══ Excerpted data

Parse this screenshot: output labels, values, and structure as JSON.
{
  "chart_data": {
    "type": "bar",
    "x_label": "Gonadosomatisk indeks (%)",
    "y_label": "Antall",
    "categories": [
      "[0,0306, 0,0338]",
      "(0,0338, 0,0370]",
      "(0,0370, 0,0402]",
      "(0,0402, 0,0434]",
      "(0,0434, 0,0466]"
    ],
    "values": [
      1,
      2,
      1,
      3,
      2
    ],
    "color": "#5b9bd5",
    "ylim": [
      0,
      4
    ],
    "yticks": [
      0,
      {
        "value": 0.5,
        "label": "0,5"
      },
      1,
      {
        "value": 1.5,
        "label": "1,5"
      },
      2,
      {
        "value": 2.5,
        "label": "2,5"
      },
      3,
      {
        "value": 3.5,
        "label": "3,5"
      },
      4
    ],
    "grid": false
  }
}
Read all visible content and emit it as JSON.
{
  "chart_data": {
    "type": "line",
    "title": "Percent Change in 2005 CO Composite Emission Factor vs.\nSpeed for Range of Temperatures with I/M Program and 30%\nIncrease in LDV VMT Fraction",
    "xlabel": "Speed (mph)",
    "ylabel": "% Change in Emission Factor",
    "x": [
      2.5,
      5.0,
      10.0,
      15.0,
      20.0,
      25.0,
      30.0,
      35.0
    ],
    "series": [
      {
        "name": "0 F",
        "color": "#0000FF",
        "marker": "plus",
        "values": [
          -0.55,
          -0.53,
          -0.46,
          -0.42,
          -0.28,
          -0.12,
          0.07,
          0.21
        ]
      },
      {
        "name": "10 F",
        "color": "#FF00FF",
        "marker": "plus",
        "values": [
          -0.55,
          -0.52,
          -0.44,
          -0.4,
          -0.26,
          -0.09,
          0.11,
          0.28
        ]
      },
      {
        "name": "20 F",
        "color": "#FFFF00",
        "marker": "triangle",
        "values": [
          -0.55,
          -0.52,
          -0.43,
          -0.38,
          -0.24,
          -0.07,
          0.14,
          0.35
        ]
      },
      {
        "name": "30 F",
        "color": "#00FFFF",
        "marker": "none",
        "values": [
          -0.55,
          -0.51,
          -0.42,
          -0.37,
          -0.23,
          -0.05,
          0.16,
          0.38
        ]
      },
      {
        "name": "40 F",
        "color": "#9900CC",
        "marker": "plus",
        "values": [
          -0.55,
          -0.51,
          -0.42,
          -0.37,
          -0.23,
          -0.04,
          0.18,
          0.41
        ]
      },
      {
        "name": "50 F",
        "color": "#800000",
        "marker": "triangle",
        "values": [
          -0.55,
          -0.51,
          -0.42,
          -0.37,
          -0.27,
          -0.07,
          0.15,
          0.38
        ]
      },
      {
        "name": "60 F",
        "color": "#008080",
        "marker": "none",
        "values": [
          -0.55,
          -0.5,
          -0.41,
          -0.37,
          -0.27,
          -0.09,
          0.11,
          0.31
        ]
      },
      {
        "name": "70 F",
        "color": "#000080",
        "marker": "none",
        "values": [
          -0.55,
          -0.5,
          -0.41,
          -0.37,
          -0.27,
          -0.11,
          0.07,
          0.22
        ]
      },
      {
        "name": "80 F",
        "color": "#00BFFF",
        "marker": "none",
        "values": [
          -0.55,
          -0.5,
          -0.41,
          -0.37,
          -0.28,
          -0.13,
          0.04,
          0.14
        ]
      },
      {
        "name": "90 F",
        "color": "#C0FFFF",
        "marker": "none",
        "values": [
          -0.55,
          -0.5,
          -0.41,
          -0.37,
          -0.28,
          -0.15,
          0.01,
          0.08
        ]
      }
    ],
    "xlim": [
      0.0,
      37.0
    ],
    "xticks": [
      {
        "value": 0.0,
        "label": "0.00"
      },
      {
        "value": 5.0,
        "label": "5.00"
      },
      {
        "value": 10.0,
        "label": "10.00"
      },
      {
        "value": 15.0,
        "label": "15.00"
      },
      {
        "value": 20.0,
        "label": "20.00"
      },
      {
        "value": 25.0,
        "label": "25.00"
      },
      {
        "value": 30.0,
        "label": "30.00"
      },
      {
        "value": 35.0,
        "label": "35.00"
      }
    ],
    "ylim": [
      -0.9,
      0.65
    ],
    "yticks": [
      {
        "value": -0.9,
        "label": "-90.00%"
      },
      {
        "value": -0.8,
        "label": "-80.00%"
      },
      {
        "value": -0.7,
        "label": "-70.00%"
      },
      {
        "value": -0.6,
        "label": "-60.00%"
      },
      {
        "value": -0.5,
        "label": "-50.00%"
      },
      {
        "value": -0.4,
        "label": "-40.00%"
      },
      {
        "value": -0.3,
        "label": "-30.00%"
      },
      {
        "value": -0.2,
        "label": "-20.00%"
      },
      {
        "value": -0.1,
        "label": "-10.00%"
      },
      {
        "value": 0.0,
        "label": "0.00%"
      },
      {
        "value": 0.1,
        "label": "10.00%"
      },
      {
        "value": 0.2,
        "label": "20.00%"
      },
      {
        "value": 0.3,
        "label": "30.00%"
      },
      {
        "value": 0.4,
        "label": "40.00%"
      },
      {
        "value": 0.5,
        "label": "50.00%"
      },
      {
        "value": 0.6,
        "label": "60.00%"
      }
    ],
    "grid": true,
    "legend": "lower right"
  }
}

════

Required work:
Return all of the data word for word.

Worked solution:
Parse this screenshot: output labels, values, and structure as JSON.
{
  "chart_data": {
    "type": "bar",
    "x_label": "Gonadosomatisk indeks (%)",
    "y_label": "Antall",
    "categories": [
      "[0,0306, 0,0338]",
      "(0,0338, 0,0370]",
      "(0,0370, 0,0402]",
      "(0,0402, 0,0434]",
      "(0,0434, 0,0466]"
    ],
    "values": [
      1,
      2,
      1,
      3,
      2
    ],
    "color": "#5b9bd5",
    "ylim": [
      0,
      4
    ],
    "yticks": [
      0,
      {
        "value": 0.5,
        "label": "0,5"
      },
      1,
      {
        "value": 1.5,
        "label": "1,5"
      },
      2,
      {
        "value": 2.5,
        "label": "2,5"
      },
      3,
      {
        "value": 3.5,
        "label": "3,5"
      },
      4
    ],
    "grid": false
  }
}
Read all visible content and emit it as JSON.
{
  "chart_data": {
    "type": "line",
    "title": "Percent Change in 2005 CO Composite Emission Factor vs.\nSpeed for Range of Temperatures with I/M Program and 30%\nIncrease in LDV VMT Fraction",
    "xlabel": "Speed (mph)",
    "ylabel": "% Change in Emission Factor",
    "x": [
      2.5,
      5.0,
      10.0,
      15.0,
      20.0,
      25.0,
      30.0,
      35.0
    ],
    "series": [
      {
        "name": "0 F",
        "color": "#0000FF",
        "marker": "plus",
        "values": [
          -0.55,
          -0.53,
          -0.46,
          -0.42,
          -0.28,
          -0.12,
          0.07,
          0.21
        ]
      },
      {
        "name": "10 F",
        "color": "#FF00FF",
        "marker": "plus",
        "values": [
          -0.55,
          -0.52,
          -0.44,
          -0.4,
          -0.26,
          -0.09,
          0.11,
          0.28
        ]
      },
      {
        "name": "20 F",
        "color": "#FFFF00",
        "marker": "triangle",
        "values": [
          -0.55,
          -0.52,
          -0.43,
          -0.38,
          -0.24,
          -0.07,
          0.14,
          0.35
        ]
      },
      {
        "name": "30 F",
        "color": "#00FFFF",
        "marker": "none",
        "values": [
          -0.55,
          -0.51,
          -0.42,
          -0.37,
          -0.23,
          -0.05,
          0.16,
          0.38
        ]
      },
      {
        "name": "40 F",
        "color": "#9900CC",
        "marker": "plus",
        "values": [
          -0.55,
          -0.51,
          -0.42,
          -0.37,
          -0.23,
          -0.04,
          0.18,
          0.41
        ]
      },
      {
        "name": "50 F",
        "color": "#800000",
        "marker": "triangle",
        "values": [
          -0.55,
          -0.51,
          -0.42,
          -0.37,
          -0.27,
          -0.07,
          0.15,
          0.38
        ]
      },
      {
        "name": "60 F",
        "color": "#008080",
        "marker": "none",
        "values": [
          -0.55,
          -0.5,
          -0.41,
          -0.37,
          -0.27,
          -0.09,
          0.11,
          0.31
        ]
      },
      {
        "name": "70 F",
        "color": "#000080",
        "marker": "none",
        "values": [
          -0.55,
          -0.5,
          -0.41,
          -0.37,
          -0.27,
          -0.11,
          0.07,
          0.22
        ]
      },
      {
        "name": "80 F",
        "color": "#00BFFF",
        "marker": "none",
        "values": [
          -0.55,
          -0.5,
          -0.41,
          -0.37,
          -0.28,
          -0.13,
          0.04,
          0.14
        ]
      },
      {
        "name": "90 F",
        "color": "#C0FFFF",
        "marker": "none",
        "values": [
          -0.55,
          -0.5,
          -0.41,
          -0.37,
          -0.28,
          -0.15,
          0.01,
          0.08
        ]
      }
    ],
    "xlim": [
      0.0,
      37.0
    ],
    "xticks": [
      {
        "value": 0.0,
        "label": "0.00"
      },
      {
        "value": 5.0,
        "label": "5.00"
      },
      {
        "value": 10.0,
        "label": "10.00"
      },
      {
        "value": 15.0,
        "label": "15.00"
      },
      {
        "value": 20.0,
        "label": "20.00"
      },
      {
        "value": 25.0,
        "label": "25.00"
      },
      {
        "value": 30.0,
        "label": "30.00"
      },
      {
        "value": 35.0,
        "label": "35.00"
      }
    ],
    "ylim": [
      -0.9,
      0.65
    ],
    "yticks": [
      {
        "value": -0.9,
        "label": "-90.00%"
      },
      {
        "value": -0.8,
        "label": "-80.00%"
      },
      {
        "value": -0.7,
        "label": "-70.00%"
      },
      {
        "value": -0.6,
        "label": "-60.00%"
      },
      {
        "value": -0.5,
        "label": "-50.00%"
      },
      {
        "value": -0.4,
        "label": "-40.00%"
      },
      {
        "value": -0.3,
        "label": "-30.00%"
      },
      {
        "value": -0.2,
        "label": "-20.00%"
      },
      {
        "value": -0.1,
        "label": "-10.00%"
      },
      {
        "value": 0.0,
        "label": "0.00%"
      },
      {
        "value": 0.1,
        "label": "10.00%"
      },
      {
        "value": 0.2,
        "label": "20.00%"
      },
      {
        "value": 0.3,
        "label": "30.00%"
      },
      {
        "value": 0.4,
        "label": "40.00%"
      },
      {
        "value": 0.5,
        "label": "50.00%"
      },
      {
        "value": 0.6,
        "label": "60.00%"
      }
    ],
    "grid": true,
    "legend": "lower right"
  }
}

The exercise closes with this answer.